[BEGIN Input records]

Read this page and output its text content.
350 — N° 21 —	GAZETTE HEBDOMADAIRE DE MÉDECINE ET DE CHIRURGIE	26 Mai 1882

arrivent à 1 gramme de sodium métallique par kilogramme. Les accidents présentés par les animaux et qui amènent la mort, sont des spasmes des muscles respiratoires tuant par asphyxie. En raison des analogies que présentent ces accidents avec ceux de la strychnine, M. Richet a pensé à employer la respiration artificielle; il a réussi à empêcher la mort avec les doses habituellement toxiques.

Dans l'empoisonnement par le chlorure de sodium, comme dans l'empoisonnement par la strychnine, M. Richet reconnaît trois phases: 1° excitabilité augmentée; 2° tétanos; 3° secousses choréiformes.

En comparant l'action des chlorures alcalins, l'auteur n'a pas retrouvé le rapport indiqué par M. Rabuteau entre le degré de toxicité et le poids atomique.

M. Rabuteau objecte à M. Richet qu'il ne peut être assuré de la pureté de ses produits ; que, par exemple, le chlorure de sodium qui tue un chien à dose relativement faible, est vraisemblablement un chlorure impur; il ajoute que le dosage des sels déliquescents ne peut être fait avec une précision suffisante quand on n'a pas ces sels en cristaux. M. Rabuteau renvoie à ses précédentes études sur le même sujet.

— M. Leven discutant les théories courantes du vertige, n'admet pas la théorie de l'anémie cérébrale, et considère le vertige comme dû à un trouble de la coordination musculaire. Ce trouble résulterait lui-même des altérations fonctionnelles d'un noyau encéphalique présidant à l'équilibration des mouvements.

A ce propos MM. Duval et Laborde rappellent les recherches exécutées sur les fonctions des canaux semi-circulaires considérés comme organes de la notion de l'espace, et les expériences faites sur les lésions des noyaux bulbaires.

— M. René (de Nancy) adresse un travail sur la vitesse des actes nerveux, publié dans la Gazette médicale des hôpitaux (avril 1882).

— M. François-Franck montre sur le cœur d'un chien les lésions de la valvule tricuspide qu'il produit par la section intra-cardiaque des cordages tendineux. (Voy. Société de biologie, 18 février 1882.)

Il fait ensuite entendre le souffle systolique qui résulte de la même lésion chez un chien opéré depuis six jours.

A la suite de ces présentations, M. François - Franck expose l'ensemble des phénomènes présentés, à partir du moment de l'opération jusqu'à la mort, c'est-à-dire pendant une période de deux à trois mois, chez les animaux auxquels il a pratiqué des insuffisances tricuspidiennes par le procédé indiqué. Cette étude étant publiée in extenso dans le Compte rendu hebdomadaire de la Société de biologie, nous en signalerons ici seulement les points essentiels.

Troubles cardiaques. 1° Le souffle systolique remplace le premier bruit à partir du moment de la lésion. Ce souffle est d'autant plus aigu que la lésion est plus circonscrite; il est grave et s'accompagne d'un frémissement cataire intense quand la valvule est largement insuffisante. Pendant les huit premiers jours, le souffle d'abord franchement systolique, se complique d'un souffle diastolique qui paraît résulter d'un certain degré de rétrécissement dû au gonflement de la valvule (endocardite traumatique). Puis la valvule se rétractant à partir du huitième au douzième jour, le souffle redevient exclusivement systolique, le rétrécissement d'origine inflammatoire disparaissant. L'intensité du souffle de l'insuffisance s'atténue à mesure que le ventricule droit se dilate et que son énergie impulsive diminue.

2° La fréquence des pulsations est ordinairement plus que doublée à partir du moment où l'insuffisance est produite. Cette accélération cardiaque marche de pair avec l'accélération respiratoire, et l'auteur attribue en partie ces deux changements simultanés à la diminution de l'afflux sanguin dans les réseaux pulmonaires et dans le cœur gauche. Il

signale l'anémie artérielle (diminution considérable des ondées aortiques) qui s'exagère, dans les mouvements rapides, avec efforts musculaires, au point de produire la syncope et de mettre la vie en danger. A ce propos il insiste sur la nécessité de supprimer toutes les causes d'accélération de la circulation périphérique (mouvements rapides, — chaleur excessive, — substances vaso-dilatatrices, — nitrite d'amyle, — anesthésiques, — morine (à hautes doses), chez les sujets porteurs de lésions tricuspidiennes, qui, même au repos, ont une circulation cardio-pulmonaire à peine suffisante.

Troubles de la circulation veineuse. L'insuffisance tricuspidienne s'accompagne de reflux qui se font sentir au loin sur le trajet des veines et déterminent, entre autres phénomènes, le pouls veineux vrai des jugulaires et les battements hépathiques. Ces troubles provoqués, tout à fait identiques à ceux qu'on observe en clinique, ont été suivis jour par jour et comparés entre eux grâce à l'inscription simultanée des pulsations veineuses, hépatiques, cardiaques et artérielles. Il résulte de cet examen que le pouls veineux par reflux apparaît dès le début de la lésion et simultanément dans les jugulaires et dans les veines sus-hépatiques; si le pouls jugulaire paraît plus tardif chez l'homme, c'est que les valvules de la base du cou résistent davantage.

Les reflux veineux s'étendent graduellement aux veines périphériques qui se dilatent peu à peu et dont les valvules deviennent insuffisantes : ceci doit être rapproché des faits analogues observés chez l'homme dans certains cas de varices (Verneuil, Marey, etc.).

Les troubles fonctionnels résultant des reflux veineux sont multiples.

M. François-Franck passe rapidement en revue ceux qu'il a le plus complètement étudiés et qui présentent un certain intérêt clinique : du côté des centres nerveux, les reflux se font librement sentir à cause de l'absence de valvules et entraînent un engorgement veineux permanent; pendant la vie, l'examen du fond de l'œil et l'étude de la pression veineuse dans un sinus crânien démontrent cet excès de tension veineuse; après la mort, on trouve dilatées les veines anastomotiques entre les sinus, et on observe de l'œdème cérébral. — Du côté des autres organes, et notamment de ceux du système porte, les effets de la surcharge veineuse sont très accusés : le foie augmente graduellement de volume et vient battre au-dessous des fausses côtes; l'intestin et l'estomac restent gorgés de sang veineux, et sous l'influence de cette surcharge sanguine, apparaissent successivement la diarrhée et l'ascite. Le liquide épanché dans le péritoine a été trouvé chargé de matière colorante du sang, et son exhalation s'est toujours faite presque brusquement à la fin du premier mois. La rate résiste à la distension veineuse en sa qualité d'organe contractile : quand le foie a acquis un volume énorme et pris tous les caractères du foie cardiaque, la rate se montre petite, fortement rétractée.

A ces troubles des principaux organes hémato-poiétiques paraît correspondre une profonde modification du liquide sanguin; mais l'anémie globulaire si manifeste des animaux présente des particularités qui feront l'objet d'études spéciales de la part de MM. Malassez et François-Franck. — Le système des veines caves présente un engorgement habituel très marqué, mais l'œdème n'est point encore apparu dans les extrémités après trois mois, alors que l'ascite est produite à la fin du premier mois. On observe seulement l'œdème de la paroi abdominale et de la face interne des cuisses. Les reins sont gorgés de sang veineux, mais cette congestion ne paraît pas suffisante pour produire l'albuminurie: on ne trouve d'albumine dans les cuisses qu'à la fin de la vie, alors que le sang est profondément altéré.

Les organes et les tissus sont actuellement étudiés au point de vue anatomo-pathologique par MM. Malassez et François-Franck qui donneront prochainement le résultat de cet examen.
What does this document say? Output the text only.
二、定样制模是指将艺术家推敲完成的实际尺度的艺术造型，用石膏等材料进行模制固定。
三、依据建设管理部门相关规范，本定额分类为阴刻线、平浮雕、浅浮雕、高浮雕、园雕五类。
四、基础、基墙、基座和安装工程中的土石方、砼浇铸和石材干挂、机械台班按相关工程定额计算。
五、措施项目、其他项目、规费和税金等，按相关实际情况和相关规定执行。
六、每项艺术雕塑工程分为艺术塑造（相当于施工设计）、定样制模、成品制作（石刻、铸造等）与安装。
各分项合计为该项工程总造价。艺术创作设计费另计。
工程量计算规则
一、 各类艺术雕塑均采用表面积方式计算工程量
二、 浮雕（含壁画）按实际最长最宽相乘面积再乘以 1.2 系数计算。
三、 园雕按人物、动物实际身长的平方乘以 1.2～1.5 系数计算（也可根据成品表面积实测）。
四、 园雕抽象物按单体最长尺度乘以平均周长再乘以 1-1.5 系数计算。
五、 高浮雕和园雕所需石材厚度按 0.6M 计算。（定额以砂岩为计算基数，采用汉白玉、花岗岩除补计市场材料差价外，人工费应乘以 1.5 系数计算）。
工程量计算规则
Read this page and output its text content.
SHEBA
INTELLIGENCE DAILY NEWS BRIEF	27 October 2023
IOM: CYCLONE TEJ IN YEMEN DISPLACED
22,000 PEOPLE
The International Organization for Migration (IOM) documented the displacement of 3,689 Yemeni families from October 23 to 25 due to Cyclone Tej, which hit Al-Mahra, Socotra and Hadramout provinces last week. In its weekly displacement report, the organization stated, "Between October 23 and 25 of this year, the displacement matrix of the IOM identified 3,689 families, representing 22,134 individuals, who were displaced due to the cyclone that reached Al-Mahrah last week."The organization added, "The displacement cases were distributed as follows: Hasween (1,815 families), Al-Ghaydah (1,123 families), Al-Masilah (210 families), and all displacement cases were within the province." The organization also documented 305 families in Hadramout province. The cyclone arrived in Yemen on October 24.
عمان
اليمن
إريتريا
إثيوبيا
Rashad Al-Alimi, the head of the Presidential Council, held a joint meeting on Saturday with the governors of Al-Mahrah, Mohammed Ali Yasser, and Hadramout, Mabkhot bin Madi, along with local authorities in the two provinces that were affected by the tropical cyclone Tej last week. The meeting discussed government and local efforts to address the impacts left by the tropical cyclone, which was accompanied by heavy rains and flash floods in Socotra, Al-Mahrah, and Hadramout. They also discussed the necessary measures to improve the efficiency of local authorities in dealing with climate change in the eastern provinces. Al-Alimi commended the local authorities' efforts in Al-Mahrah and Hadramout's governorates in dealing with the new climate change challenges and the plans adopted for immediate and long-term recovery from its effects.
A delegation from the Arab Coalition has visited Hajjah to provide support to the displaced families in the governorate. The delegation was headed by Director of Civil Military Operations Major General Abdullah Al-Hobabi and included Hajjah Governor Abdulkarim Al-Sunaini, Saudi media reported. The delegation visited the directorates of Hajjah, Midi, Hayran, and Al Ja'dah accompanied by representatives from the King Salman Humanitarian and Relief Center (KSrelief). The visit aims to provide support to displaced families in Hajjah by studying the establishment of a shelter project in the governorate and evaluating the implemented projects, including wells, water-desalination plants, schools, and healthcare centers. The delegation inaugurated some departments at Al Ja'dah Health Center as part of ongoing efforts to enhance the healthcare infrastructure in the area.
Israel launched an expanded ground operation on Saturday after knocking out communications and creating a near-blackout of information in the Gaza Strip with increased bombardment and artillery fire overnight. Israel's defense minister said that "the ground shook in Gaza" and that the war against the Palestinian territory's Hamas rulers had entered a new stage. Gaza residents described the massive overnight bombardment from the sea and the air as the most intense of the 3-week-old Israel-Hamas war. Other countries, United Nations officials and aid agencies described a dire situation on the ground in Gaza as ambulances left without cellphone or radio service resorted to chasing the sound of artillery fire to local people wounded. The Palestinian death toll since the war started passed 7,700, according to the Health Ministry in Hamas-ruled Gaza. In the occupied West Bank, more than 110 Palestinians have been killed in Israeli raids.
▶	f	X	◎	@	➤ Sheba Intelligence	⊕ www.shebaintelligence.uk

[END Input records]

■ Written request: Go through the entries and return each line where the word "homme" appears.

■ Result of this task:
Troubles de la circulation veineuse. L'insuffisance tricuspidienne s'accompagne de reflux qui se font sentir au loin sur le trajet des veines et déterminent, entre autres phénomènes, le pouls veineux vrai des jugulaires et les battements hépathiques. Ces troubles provoqués, tout à fait identiques à ceux qu'on observe en clinique, ont été suivis jour par jour et comparés entre eux grâce à l'inscription simultanée des pulsations veineuses, hépatiques, cardiaques et artérielles. Il résulte de cet examen que le pouls veineux par reflux apparaît dès le début de la lésion et simultanément dans les jugulaires et dans les veines sus-hépatiques; si le pouls jugulaire paraît plus tardif chez l'homme, c'est que les valvules de la base du cou résistent davantage.
Les reflux veineux s'étendent graduellement aux veines périphériques qui se dilatent peu à peu et dont les valvules deviennent insuffisantes : ceci doit être rapproché des faits analogues observés chez l'homme dans certains cas de varices (Verneuil, Marey, etc.).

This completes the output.